__OBJECTIVE__: Identify all lines below that hold "garden" and collect them.
<<<<
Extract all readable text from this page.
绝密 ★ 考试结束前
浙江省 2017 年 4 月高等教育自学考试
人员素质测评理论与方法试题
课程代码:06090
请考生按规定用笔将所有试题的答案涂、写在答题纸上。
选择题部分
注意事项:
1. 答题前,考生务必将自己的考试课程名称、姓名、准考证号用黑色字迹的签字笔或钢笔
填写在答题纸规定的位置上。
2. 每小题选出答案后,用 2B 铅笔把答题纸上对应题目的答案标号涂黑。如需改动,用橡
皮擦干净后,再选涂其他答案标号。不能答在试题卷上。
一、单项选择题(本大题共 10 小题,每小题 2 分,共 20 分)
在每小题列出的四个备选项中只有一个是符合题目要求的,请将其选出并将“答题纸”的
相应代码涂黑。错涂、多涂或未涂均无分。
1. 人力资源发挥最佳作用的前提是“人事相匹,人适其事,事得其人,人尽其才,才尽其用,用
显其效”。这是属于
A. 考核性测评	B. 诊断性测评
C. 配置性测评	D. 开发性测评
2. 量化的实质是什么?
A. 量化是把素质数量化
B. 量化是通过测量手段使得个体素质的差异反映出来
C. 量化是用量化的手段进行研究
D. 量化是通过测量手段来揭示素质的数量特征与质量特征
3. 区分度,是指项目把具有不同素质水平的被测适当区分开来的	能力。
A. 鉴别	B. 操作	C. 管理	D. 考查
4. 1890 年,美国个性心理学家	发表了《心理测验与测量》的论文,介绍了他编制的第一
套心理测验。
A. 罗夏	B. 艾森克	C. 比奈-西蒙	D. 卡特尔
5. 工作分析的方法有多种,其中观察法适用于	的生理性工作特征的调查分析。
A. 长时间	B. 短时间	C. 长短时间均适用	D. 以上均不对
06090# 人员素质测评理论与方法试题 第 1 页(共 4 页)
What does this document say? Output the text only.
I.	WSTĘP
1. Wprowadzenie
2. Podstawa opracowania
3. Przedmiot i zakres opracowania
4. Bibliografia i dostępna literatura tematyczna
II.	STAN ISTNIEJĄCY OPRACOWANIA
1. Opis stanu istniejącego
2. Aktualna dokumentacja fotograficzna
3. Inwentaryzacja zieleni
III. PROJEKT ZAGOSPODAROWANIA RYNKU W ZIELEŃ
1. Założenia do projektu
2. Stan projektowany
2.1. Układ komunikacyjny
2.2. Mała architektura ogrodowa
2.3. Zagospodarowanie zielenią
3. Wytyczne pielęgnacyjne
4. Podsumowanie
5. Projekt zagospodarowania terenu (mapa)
>>>>
<<<<
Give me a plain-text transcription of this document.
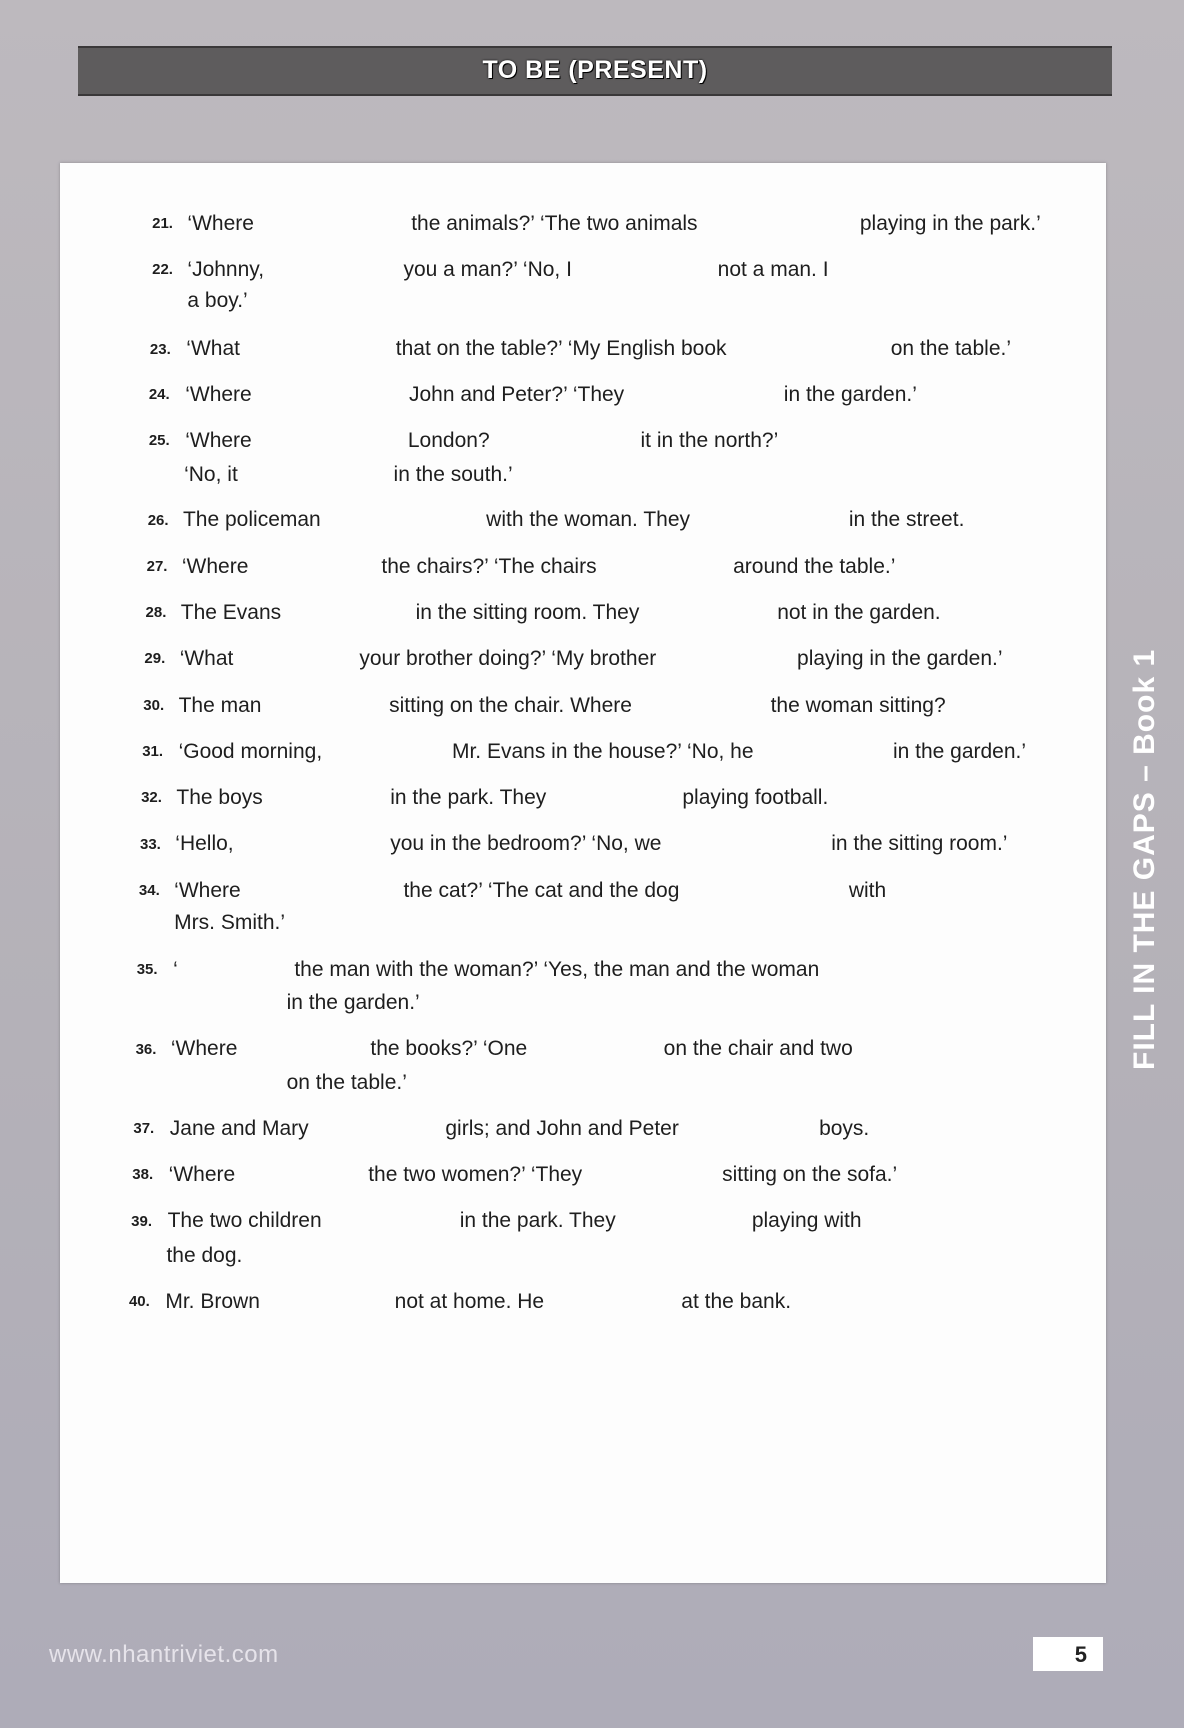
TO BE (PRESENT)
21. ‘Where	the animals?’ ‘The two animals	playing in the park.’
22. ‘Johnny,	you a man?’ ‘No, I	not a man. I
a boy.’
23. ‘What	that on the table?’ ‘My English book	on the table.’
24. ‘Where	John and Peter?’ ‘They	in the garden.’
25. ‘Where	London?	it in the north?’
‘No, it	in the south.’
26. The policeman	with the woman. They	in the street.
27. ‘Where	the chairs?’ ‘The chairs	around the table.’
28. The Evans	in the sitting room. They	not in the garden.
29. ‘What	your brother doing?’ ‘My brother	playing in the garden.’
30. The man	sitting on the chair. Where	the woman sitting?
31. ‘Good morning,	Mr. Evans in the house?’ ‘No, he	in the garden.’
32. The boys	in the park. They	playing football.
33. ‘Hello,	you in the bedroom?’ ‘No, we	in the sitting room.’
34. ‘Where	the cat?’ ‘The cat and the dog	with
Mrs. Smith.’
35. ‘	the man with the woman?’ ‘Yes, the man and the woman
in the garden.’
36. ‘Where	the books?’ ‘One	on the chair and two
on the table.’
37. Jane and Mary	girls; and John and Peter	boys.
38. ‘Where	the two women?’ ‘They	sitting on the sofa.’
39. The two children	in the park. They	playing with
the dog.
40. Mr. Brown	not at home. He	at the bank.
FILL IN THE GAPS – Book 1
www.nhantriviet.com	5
>>>>
__SOLVED EXERCISE__:
24. ‘Where	John and Peter?’ ‘They	in the garden.’
28. The Evans	in the sitting room. They	not in the garden.
29. ‘What	your brother doing?’ ‘My brother	playing in the garden.’
31. ‘Good morning,	Mr. Evans in the house?’ ‘No, he	in the garden.’
in the garden.’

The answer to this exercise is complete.